Starting at the line of the material that contains "- data-point-square: [420, 247, 437, 264]" and ending after the line that contains "- x-tick-label: 80: [841, 398, 862, 419]", turn those lines into a Markdown table with the columns Row and Entry. Number each line in Row and leave out any blank lines.

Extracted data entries
(begin)

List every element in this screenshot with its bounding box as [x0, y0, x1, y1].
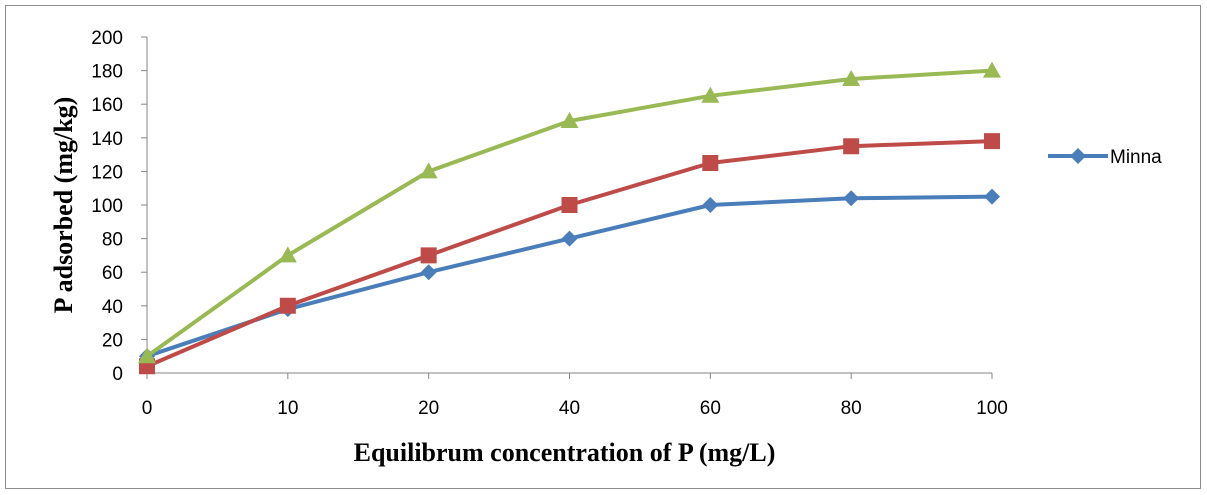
- data-point-square: [420, 247, 437, 264]
- data-point-triangle: [419, 162, 438, 179]
- data-point-square: [843, 138, 860, 155]
- data-point-triangle: [278, 246, 297, 263]
- data-point-triangle: [983, 61, 1001, 78]
- x-tick-label: 80: [841, 398, 862, 419]
- data-point-diamond: [843, 190, 860, 207]
- data-point-square: [984, 133, 1000, 150]
- series-line: [145, 139, 994, 369]
- data-point-triangle: [560, 112, 579, 128]
- data-point-square: [279, 297, 296, 314]
- series-minna: [139, 188, 1000, 365]
- series-2: [139, 133, 1000, 375]
- x-tick-label: 40: [559, 398, 580, 419]
- y-tick-label: 120: [91, 162, 123, 183]
- x-axis-ticks: 0 10 20 40 60 80 100: [142, 373, 1008, 419]
- series-line: [145, 194, 994, 359]
- y-tick-label: 60: [102, 263, 123, 284]
- y-tick-label: 100: [91, 196, 123, 217]
- data-point-diamond: [984, 188, 1000, 205]
- data-point-diamond: [561, 230, 578, 247]
- data-point-triangle: [842, 70, 861, 86]
- legend-marker-minna: [1070, 148, 1086, 164]
- chart-frame: [5, 5, 1201, 489]
- y-tick-label: 200: [91, 28, 123, 49]
- data-point-diamond: [420, 264, 437, 281]
- y-tick-label: 80: [102, 230, 123, 251]
- x-tick-label: 10: [277, 398, 298, 419]
- data-point-square: [702, 155, 719, 171]
- y-tick-label: 20: [102, 330, 123, 351]
- x-axis-title: Equilibrum concentration of P (mg/L): [354, 438, 776, 467]
- y-tick-label: 140: [91, 129, 123, 150]
- data-point-square: [561, 197, 578, 213]
- series-3: [138, 61, 1001, 364]
- y-tick-label: 160: [91, 95, 123, 116]
- data-point-diamond: [702, 197, 719, 213]
- data-point-triangle: [138, 347, 156, 364]
- y-tick-label: 0: [112, 364, 123, 385]
- y-tick-label: 40: [102, 297, 123, 318]
- data-point-triangle: [701, 86, 720, 103]
- x-tick-label: 20: [418, 398, 439, 419]
- x-tick-label: 60: [700, 398, 721, 419]
- x-tick-label: 100: [976, 398, 1008, 419]
- series-group: [138, 61, 1001, 375]
- legend: Minna: [1048, 147, 1162, 168]
- legend-label-minna: Minna: [1110, 147, 1162, 168]
- y-axis-ticks: 0 20 40 60 80 100 120 140 160 180 200: [91, 28, 147, 385]
- x-tick-label: 0: [142, 398, 153, 419]
- y-tick-label: 180: [91, 62, 123, 83]
- y-axis-title: P adsorbed (mg/kg): [49, 97, 78, 314]
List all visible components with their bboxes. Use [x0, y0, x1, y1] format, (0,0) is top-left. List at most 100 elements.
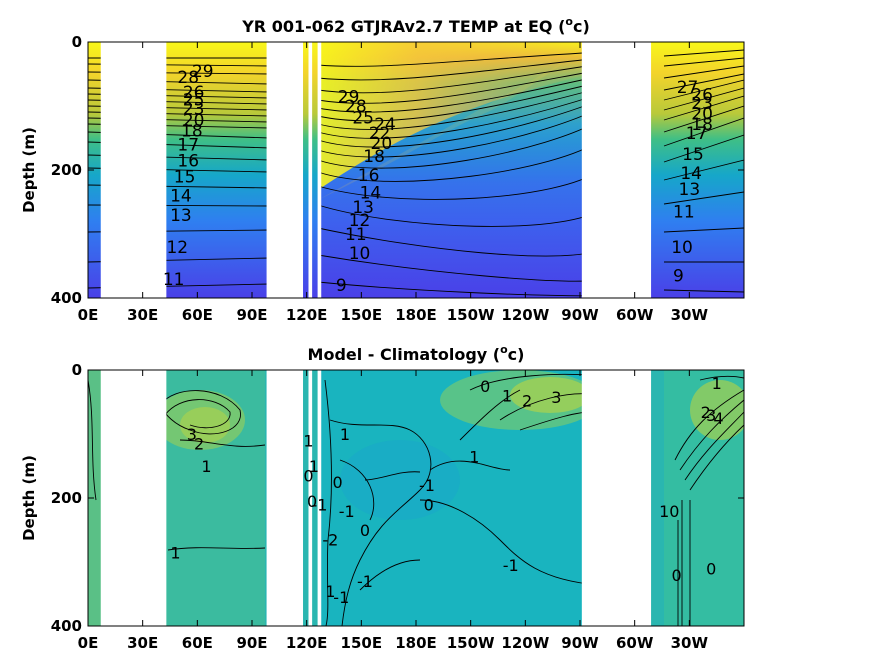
bottom-land-masks [100, 370, 652, 626]
contour-label: 12 [349, 211, 371, 231]
contour-label: 13 [352, 198, 374, 218]
contour-label: 1 [303, 431, 313, 450]
contour-label: 23 [691, 94, 713, 114]
contour-label: 11 [163, 270, 185, 290]
bottom-title-main: Model - Climatology [308, 345, 488, 364]
x-tick-label: 180E [395, 306, 437, 324]
land-gap [100, 42, 167, 298]
contour-label: -1 [357, 572, 373, 591]
contour-label: 17 [686, 124, 708, 144]
contour-label: 1 [309, 457, 319, 476]
contour-label: 1 [340, 425, 350, 444]
contour-label: -1 [419, 476, 435, 495]
x-tick-label: 60E [182, 634, 213, 652]
contour-label: 26 [183, 83, 205, 103]
contour-label: 2 [701, 403, 711, 422]
contour-label: 0 [706, 559, 716, 578]
y-tick-label: 0 [72, 33, 82, 51]
x-tick-label: 120E [286, 306, 328, 324]
contour-label: 0 [671, 566, 681, 585]
contour-label: 12 [166, 238, 188, 258]
contour-label: -1 [503, 556, 519, 575]
contour-label: 28 [177, 68, 199, 88]
x-tick-label: 90E [236, 634, 267, 652]
x-tick-label: 120E [286, 634, 328, 652]
contour-label: 22 [369, 124, 391, 144]
top-title: YR 001-062 GTJRAv2.7 TEMP at EQ (oc) [241, 15, 590, 36]
x-tick-label: 150W [447, 634, 495, 652]
contour-label: 18 [691, 115, 713, 135]
contour-label: 13 [170, 206, 192, 226]
contour-label: 1 [502, 387, 512, 406]
contour-label: 1 [201, 457, 211, 476]
x-tick-label: 90W [561, 306, 599, 324]
x-tick-label: 180E [395, 634, 437, 652]
contour-label: 3 [551, 388, 561, 407]
contour-label: 9 [673, 267, 684, 287]
contour-label: 25 [183, 91, 205, 111]
land-gap [317, 370, 322, 626]
contour-label: 0 [480, 377, 490, 396]
x-tick-label: 150E [341, 306, 383, 324]
top-y-axis: 0 200 400 [51, 33, 744, 307]
contour-label: 17 [177, 135, 199, 155]
contour-label: 0 [303, 467, 313, 486]
bottom-y-axis-label: Depth (m) [20, 455, 38, 541]
y-tick-label: 0 [72, 361, 82, 379]
x-tick-label: 30W [671, 306, 709, 324]
bottom-title-unit-end: c) [508, 345, 525, 364]
y-tick-label: 200 [51, 489, 82, 507]
contour-label: 25 [352, 109, 374, 129]
bottom-title: Model - Climatology (oc) [308, 343, 525, 364]
contour-label: -2 [322, 531, 338, 550]
contour-label: 3 [706, 406, 716, 425]
contour-label: 24 [374, 115, 396, 135]
top-title-unit-open: ( [558, 17, 565, 36]
top-title-unit-sup: o [565, 15, 573, 28]
contour-label: 0 [360, 521, 370, 540]
contour-label: 10 [659, 502, 679, 521]
x-tick-label: 60W [616, 634, 654, 652]
contour-label: 11 [673, 203, 695, 223]
contour-label: 20 [183, 111, 205, 131]
contour-label: 18 [363, 147, 385, 167]
x-tick-label: 0E [78, 634, 99, 652]
y-tick-label: 400 [51, 289, 82, 307]
contour-label: 13 [679, 180, 701, 200]
contour-label: 1 [170, 543, 180, 562]
bottom-panel: Model - Climatology (oc) [20, 343, 745, 652]
contour-label: 26 [691, 85, 713, 105]
land-gap [308, 42, 313, 298]
bottom-title-unit-sup: o [500, 343, 508, 356]
contour-label: 2 [522, 392, 532, 411]
contour-label: 15 [174, 167, 196, 187]
x-tick-label: 150E [341, 634, 383, 652]
x-tick-label: 90W [561, 634, 599, 652]
contour-label: 14 [680, 164, 702, 184]
top-panel: YR 001-062 GTJRAv2.7 TEMP at EQ (oc) [20, 15, 745, 324]
contour-label: 3 [187, 425, 197, 444]
land-gap [266, 42, 304, 298]
land-gap [317, 42, 322, 298]
contour-label: -1 [339, 502, 355, 521]
y-tick-label: 200 [51, 161, 82, 179]
contour-label: 0 [307, 492, 317, 511]
bottom-title-unit-open: ( [493, 345, 500, 364]
land-gap [100, 370, 167, 626]
x-tick-label: 30E [127, 306, 158, 324]
contour-label: 11 [345, 225, 367, 245]
contour-label: 14 [360, 183, 382, 203]
x-tick-label: 150W [447, 306, 495, 324]
x-tick-label: 60W [616, 306, 654, 324]
bottom-x-axis: 0E 30E 60E 90E 120E 150E 180E 150W 120W 90W 60W 30W [78, 370, 708, 652]
top-x-axis: 0E 30E 60E 90E 120E 150E 180E 150W 120W 90W 60W 30W [78, 42, 709, 324]
land-gap [581, 42, 652, 298]
contour-label: 27 [677, 78, 699, 98]
contour-label: -1 [311, 495, 327, 514]
contour-label: 15 [682, 145, 704, 165]
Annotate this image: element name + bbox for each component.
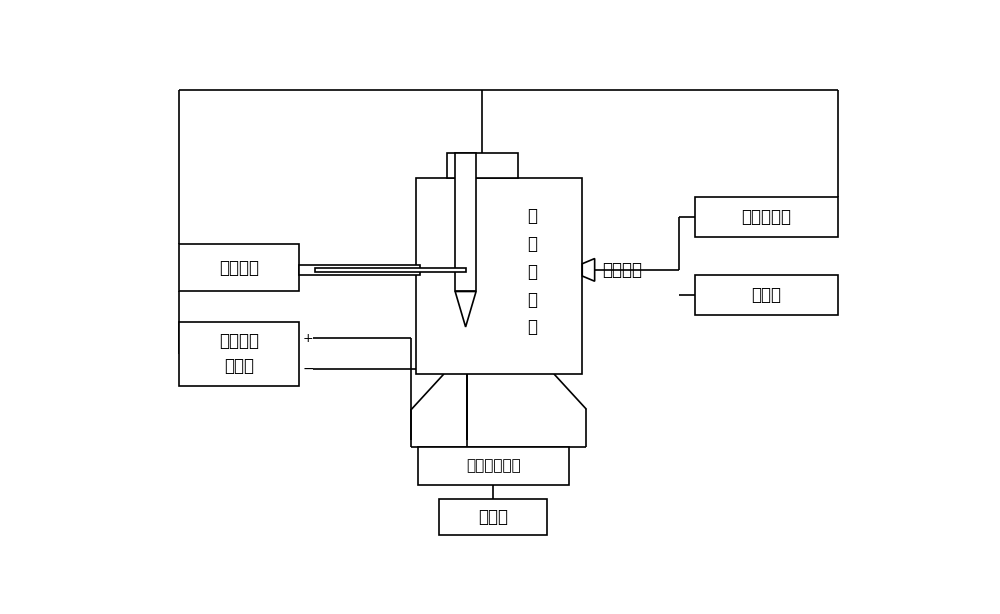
FancyBboxPatch shape: [179, 244, 299, 291]
FancyBboxPatch shape: [695, 196, 838, 237]
Text: 过滤回收单元: 过滤回收单元: [466, 459, 521, 473]
Text: +: +: [302, 332, 313, 345]
FancyBboxPatch shape: [418, 447, 569, 485]
Text: 光纤探头: 光纤探头: [602, 261, 642, 279]
Text: −: −: [302, 362, 314, 376]
FancyBboxPatch shape: [299, 265, 420, 274]
FancyBboxPatch shape: [416, 177, 582, 374]
Polygon shape: [455, 292, 476, 327]
FancyBboxPatch shape: [695, 274, 838, 315]
Text: 光谱仪: 光谱仪: [751, 286, 781, 304]
FancyBboxPatch shape: [439, 499, 547, 535]
FancyBboxPatch shape: [447, 153, 518, 177]
Text: 真空泵: 真空泵: [478, 508, 508, 526]
Text: 微型控制器: 微型控制器: [741, 208, 791, 226]
Text: 步进电机: 步进电机: [219, 258, 259, 276]
Text: 粉
尘
收
集
器: 粉 尘 收 集 器: [527, 208, 537, 336]
FancyBboxPatch shape: [455, 153, 476, 292]
FancyBboxPatch shape: [179, 322, 299, 386]
FancyBboxPatch shape: [315, 268, 466, 272]
Polygon shape: [582, 258, 595, 281]
Text: 高压脉冲
发生器: 高压脉冲 发生器: [219, 332, 259, 375]
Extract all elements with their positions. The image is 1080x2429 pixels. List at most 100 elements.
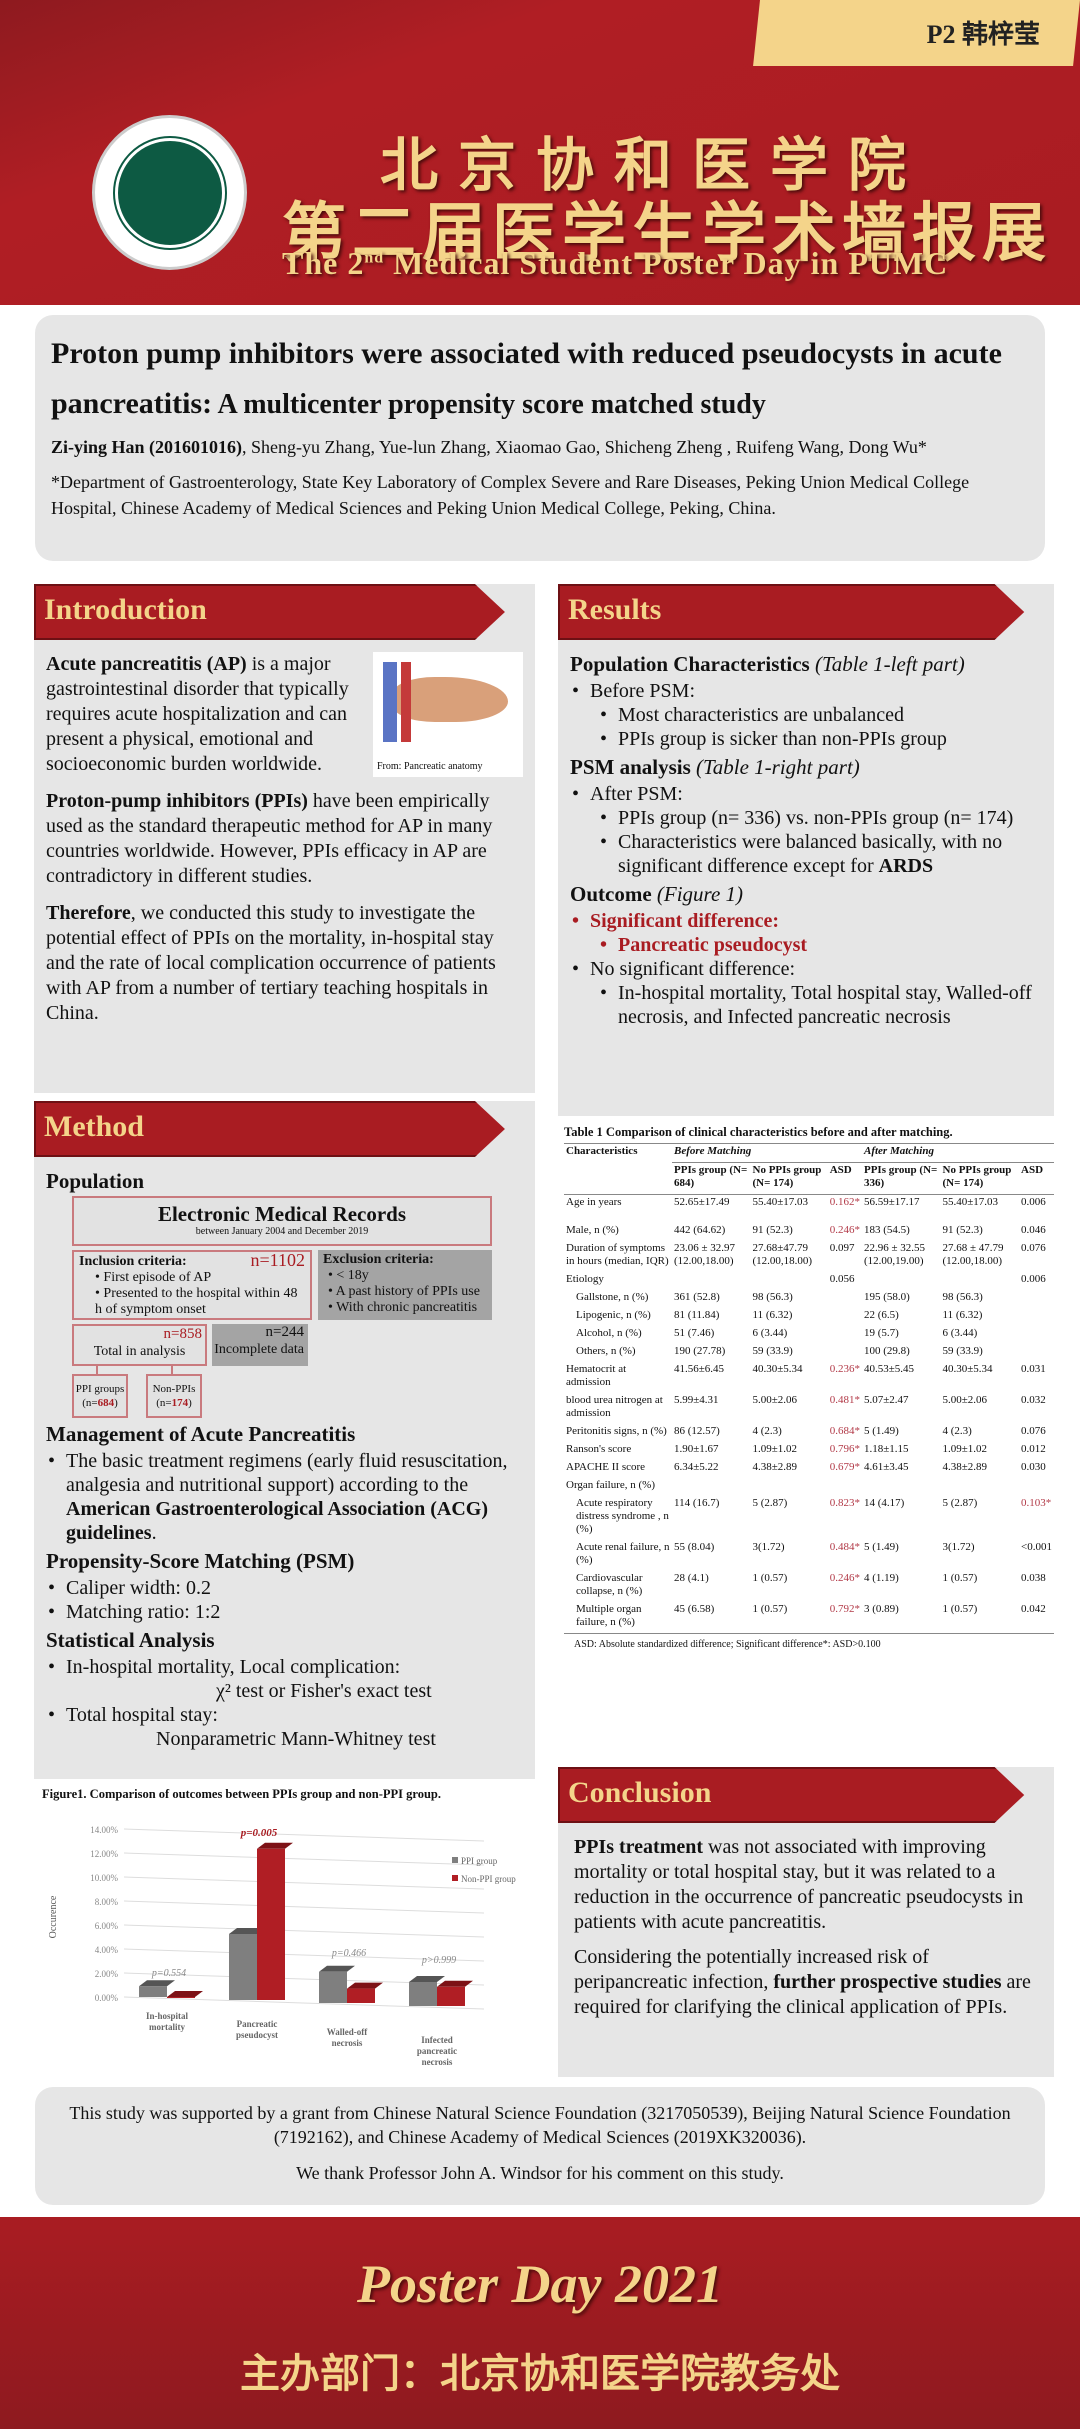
- y-tick-label: 6.00%: [95, 1921, 119, 1931]
- table-cell: 0.097: [829, 1242, 855, 1254]
- table-cell: [828, 1344, 862, 1362]
- table-cell: 23.06 ± 32.97 (12.00,18.00): [674, 1242, 736, 1267]
- table-cell: Duration of symptoms in hours (median, I…: [566, 1242, 669, 1267]
- table-cell: 183 (54.5): [863, 1224, 910, 1236]
- table-cell: [828, 1326, 862, 1344]
- table-cell: 91 (52.3): [942, 1224, 983, 1236]
- table-note: ASD: Absolute standardized difference; S…: [574, 1639, 881, 1650]
- table-cell: 5.07±2.47: [863, 1394, 909, 1406]
- column-header: ASD: [1021, 1164, 1044, 1176]
- table-cell: 81 (11.84): [674, 1309, 720, 1321]
- table-cell: 100 (29.8): [863, 1345, 910, 1357]
- outcome-bar-chart: 0.00% 2.00% 4.00% 6.00% 8.00% 10.00% 12.00% 14.…: [48, 1825, 516, 2067]
- legend-label: Non-PPI group: [461, 1874, 516, 1884]
- table-cell: 1 (0.57): [752, 1572, 788, 1584]
- table-cell: [828, 1290, 862, 1308]
- table-cell: Ranson's score: [566, 1443, 632, 1455]
- pumc-logo: [92, 115, 247, 270]
- table-cell: 1.18±1.15: [863, 1443, 909, 1455]
- method-panel: Method Population Electronic Medical Rec…: [34, 1101, 535, 1779]
- method-heading: Method: [34, 1101, 505, 1157]
- table-cell: 11 (6.32): [752, 1309, 793, 1321]
- x-tick-label: Pancreatic: [237, 2019, 278, 2029]
- table-row: Lipogenic, n (%) 81 (11.84) 11 (6.32) 22 (6…: [564, 1308, 1054, 1326]
- school-name-cn: 北京协和医学院: [380, 131, 927, 199]
- table-row: APACHE II score 6.34±5.22 4.38±2.89 0.679* 4…: [564, 1460, 1054, 1478]
- p-value-label: p=0.554: [151, 1968, 186, 1979]
- x-tick-label: necrosis: [422, 2057, 453, 2067]
- table-cell: 0.038: [1021, 1572, 1046, 1584]
- result-item: PPIs group is sicker than non-PPIs group: [598, 727, 1042, 751]
- table-row: Etiology 0.056 0.006: [564, 1272, 1054, 1290]
- intro-paragraph-2: Proton-pump inhibitors (PPIs) have been …: [46, 790, 493, 887]
- table-row: Organ failure, n (%): [564, 1478, 1054, 1496]
- table-cell: 0.246*: [829, 1224, 860, 1236]
- table-cell: APACHE II score: [566, 1461, 646, 1473]
- chart-title: Figure1. Comparison of outcomes between …: [42, 1787, 441, 1801]
- bar-top: [139, 1980, 175, 1987]
- table-cell: 5 (1.49): [863, 1425, 899, 1437]
- table-cell: 0.056: [829, 1273, 855, 1285]
- x-tick-label: mortality: [149, 2022, 185, 2032]
- table-cell: 0.032: [1021, 1394, 1046, 1406]
- table-cell: Acute renal failure, n (%): [576, 1541, 670, 1566]
- table-row: Age in years 52.65±17.49 55.40±17.03 0.162*…: [564, 1195, 1054, 1224]
- table-cell: 5.00±2.06: [942, 1394, 988, 1406]
- affiliation: *Department of Gastroenterology, State K…: [51, 472, 970, 518]
- y-tick-label: 8.00%: [95, 1897, 119, 1907]
- gridline: [123, 1924, 485, 1938]
- table-row: Acute renal failure, n (%) 55 (8.04) 3(1.7…: [564, 1540, 1054, 1571]
- table-cell: [672, 1478, 751, 1496]
- table-cell: 22.96 ± 32.55 (12.00,19.00): [863, 1242, 926, 1267]
- gridline: [123, 1852, 485, 1866]
- column-header: ASD: [829, 1164, 852, 1176]
- x-tick-label: pseudocyst: [236, 2030, 278, 2040]
- table-cell: 4.38±2.89: [942, 1461, 988, 1473]
- table-cell: Others, n (%): [576, 1345, 636, 1357]
- psm-heading: Propensity-Score Matching (PSM): [46, 1549, 355, 1573]
- poster-title: Proton pump inhibitors were associated w…: [51, 337, 1002, 420]
- bar-top: [347, 1982, 383, 1989]
- table-cell: 3(1.72): [752, 1541, 785, 1553]
- introduction-panel: Introduction From: Pancreatic anatomy Ac…: [34, 584, 535, 1093]
- table-row: blood urea nitrogen at admission 5.99±4.3…: [564, 1393, 1054, 1424]
- result-item: No significant difference:: [570, 957, 1042, 981]
- footer-organizer: 主办部门：北京协和医学院教务处: [240, 2351, 840, 2397]
- result-item: Characteristics were balanced basically,…: [598, 830, 1042, 878]
- psm-item: Caliper width: 0.2: [46, 1576, 523, 1600]
- y-tick-label: 12.00%: [90, 1849, 118, 1859]
- table-cell: [1019, 1290, 1054, 1308]
- table-cell: 442 (64.62): [674, 1224, 726, 1236]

(end)

### Correct output
| Row | Entry |
|---|---|
| 1 | - data-point-square: [420, 247, 437, 264] |
| 2 | - data-point-triangle: [419, 162, 438, 179] |
| 3 | - data-point-square: [843, 138, 860, 155] |
| 4 | - data-point-triangle: [278, 246, 297, 263] |
| 5 | - data-point-triangle: [983, 61, 1001, 78] |
| 6 | - x-tick-label: 80: [841, 398, 862, 419] |